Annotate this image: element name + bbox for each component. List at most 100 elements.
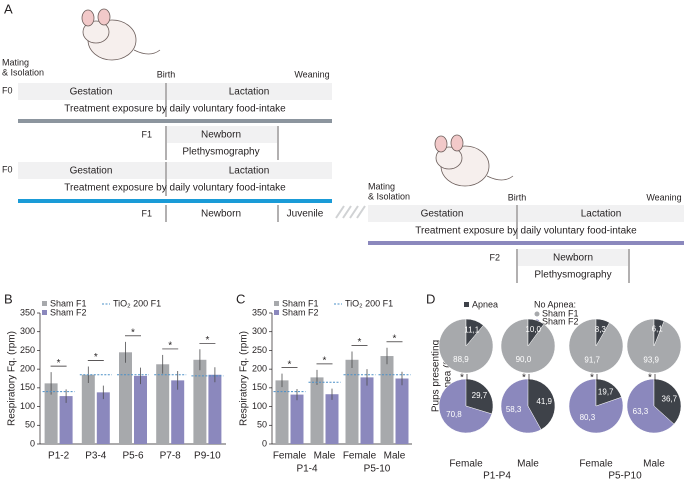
- phase-label: Plethysmography: [182, 147, 259, 158]
- data-label: 90,0: [516, 355, 532, 364]
- phase-label: Newborn: [201, 209, 241, 220]
- pie-slice: [438, 378, 493, 434]
- bar: [275, 380, 289, 444]
- pie-slice: [465, 378, 494, 415]
- significance-label: *: [57, 358, 61, 369]
- data-label: 41,9: [536, 397, 552, 406]
- bar: [134, 375, 147, 444]
- pie-slice: [595, 318, 610, 347]
- pie-slice: [653, 378, 682, 425]
- stage-label: Mating: [368, 181, 395, 191]
- phase-label: Juvenile: [287, 209, 324, 220]
- data-label: 93,9: [643, 356, 659, 365]
- legend-swatch: [274, 301, 279, 306]
- y-tick-label: 150: [20, 382, 35, 392]
- hatch: [335, 205, 366, 219]
- legend-swatch: [464, 302, 469, 307]
- lactation-box: [167, 162, 332, 179]
- bar: [171, 380, 185, 444]
- legend-swatch: [534, 311, 540, 317]
- y-tick-label: 250: [252, 345, 267, 355]
- lactation-box: [518, 205, 684, 222]
- significance-label: *: [648, 373, 652, 384]
- newborn-box: [167, 126, 277, 143]
- significance-label: *: [205, 335, 209, 346]
- y-tick-label: 200: [252, 364, 267, 374]
- gestation-box: [18, 162, 165, 179]
- x-tick-label: P3-4: [85, 451, 107, 462]
- y-axis-title: Respiratory Fq. (rpm): [239, 331, 250, 426]
- significance-label: *: [168, 341, 172, 352]
- pie-slice: [527, 378, 556, 430]
- y-tick-label: 250: [20, 345, 35, 355]
- x-tick-label: P9-10: [194, 451, 221, 462]
- bar: [395, 378, 409, 444]
- y-tick-label: 150: [252, 382, 267, 392]
- panel-a: A Mating & Isolation Birth Weaning F0 Ge…: [2, 1, 684, 283]
- significance-label: *: [460, 373, 464, 384]
- y-axis-title: Respiratory Fq. (rpm): [7, 331, 18, 426]
- y-tick-label: 200: [20, 364, 35, 374]
- data-label: 63,3: [633, 407, 649, 416]
- x-tick-label: Male: [384, 451, 406, 462]
- significance-label: *: [358, 337, 362, 348]
- legend-label: Sham F1: [50, 298, 87, 308]
- y-tick-label: 50: [257, 420, 267, 430]
- legend-label: Sham F1: [542, 308, 579, 318]
- bar: [96, 392, 110, 444]
- group-label: P1-4: [296, 464, 318, 475]
- legend-swatch: [274, 310, 279, 315]
- pie-slice: [500, 378, 542, 434]
- x-tick-label: P7-8: [160, 451, 182, 462]
- treatment-label: Treatment exposure by daily voluntary fo…: [64, 104, 286, 115]
- x-tick-label: Female: [449, 459, 483, 470]
- significance-label: *: [323, 356, 327, 367]
- group-label: P1-P4: [483, 471, 511, 481]
- mouse-icon: [434, 134, 514, 187]
- x-tick-label: Male: [643, 459, 665, 470]
- x-tick-label: Male: [314, 451, 336, 462]
- x-tick-label: Female: [579, 459, 613, 470]
- phase-label: Gestation: [70, 166, 113, 177]
- legend-label: Sham F2: [542, 316, 579, 326]
- bar: [81, 374, 95, 444]
- x-tick-label: Male: [517, 459, 539, 470]
- significance-label: *: [131, 327, 135, 338]
- significance-label: *: [590, 373, 594, 384]
- y-tick-label: 350: [20, 307, 35, 317]
- legend-label: Apnea: [472, 299, 498, 309]
- stage-label: Birth: [508, 192, 527, 202]
- panel-label: B: [4, 291, 13, 306]
- y-tick-label: 100: [20, 401, 35, 411]
- x-tick-label: P1-2: [48, 451, 70, 462]
- panel-label: C: [236, 291, 245, 306]
- pie-slice: [626, 378, 675, 434]
- legend-label: No Apnea:: [534, 299, 576, 309]
- significance-label: *: [288, 359, 292, 370]
- phase-label: Lactation: [581, 209, 622, 220]
- bar: [360, 377, 374, 444]
- treatment-label: Treatment exposure by daily voluntary fo…: [415, 226, 637, 237]
- y-tick-label: 0: [30, 438, 35, 448]
- phase-label: Lactation: [229, 87, 270, 98]
- mouse-icon: [81, 8, 161, 61]
- y-tick-label: 100: [252, 401, 267, 411]
- significance-label: *: [522, 373, 526, 384]
- data-label: 11,1: [464, 325, 480, 334]
- newborn-box: [518, 249, 628, 266]
- data-label: 70,8: [446, 410, 462, 419]
- phase-label: Newborn: [553, 253, 593, 264]
- legend-label: TiO₂ 200 F1: [113, 298, 161, 308]
- stage-label: Weaning: [294, 69, 329, 79]
- data-label: 58,3: [506, 405, 522, 414]
- bar: [290, 394, 304, 444]
- legend-label: TiO₂ 200 F1: [345, 298, 393, 308]
- legend-label: Sham F2: [50, 307, 87, 317]
- generation-label: F0: [2, 85, 13, 95]
- data-label: 10,0: [525, 325, 541, 334]
- data-label: 6,1: [652, 325, 664, 334]
- bar: [119, 352, 132, 444]
- bar: [208, 374, 222, 444]
- bar: [59, 396, 73, 444]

-*-

- **What is asked**
Report each line in the records above that contains the string "TiO₂", reproducing every such line in full.

- **Full response**
- legend-label: TiO₂ 200 F1: [113, 298, 161, 308]
- legend-label: TiO₂ 200 F1: [345, 298, 393, 308]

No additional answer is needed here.